Exercise aim — Where the data below has the string "title", return the whole line.

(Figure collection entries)

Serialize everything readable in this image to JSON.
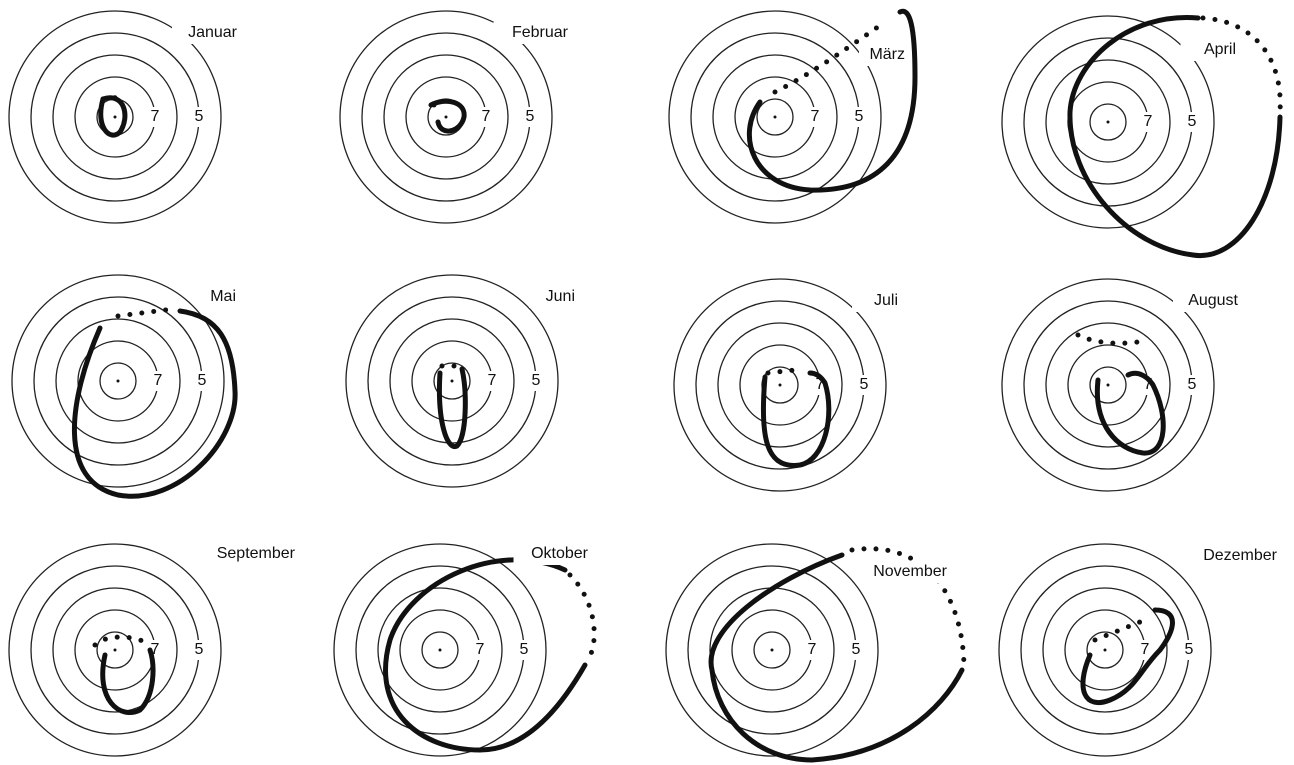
{
  "panels": [
    {
      "title": "Januar",
      "ring_labels": [
        "7",
        "5"
      ]
    },
    {
      "title": "Februar",
      "ring_labels": [
        "7",
        "5"
      ]
    },
    {
      "title": "März",
      "ring_labels": [
        "7",
        "5"
      ]
    },
    {
      "title": "April",
      "ring_labels": [
        "7",
        "5"
      ]
    },
    {
      "title": "Mai",
      "ring_labels": [
        "7",
        "5"
      ]
    },
    {
      "title": "Juni",
      "ring_labels": [
        "7",
        "5"
      ]
    },
    {
      "title": "Juli",
      "ring_labels": [
        "7",
        "5"
      ]
    },
    {
      "title": "August",
      "ring_labels": [
        "7",
        "5"
      ]
    },
    {
      "title": "September",
      "ring_labels": [
        "7",
        "5"
      ]
    },
    {
      "title": "Oktober",
      "ring_labels": [
        "7",
        "5"
      ]
    },
    {
      "title": "November",
      "ring_labels": [
        "7",
        "5"
      ]
    },
    {
      "title": "Dezember",
      "ring_labels": [
        "7",
        "5"
      ]
    }
  ]
}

Response to the task —
      "title": "Januar",
      "title": "Februar",
      "title": "März",
      "title": "April",
      "title": "Mai",
      "title": "Juni",
      "title": "Juli",
      "title": "August",
      "title": "September",
      "title": "Oktober",
      "title": "November",
      "title": "Dezember",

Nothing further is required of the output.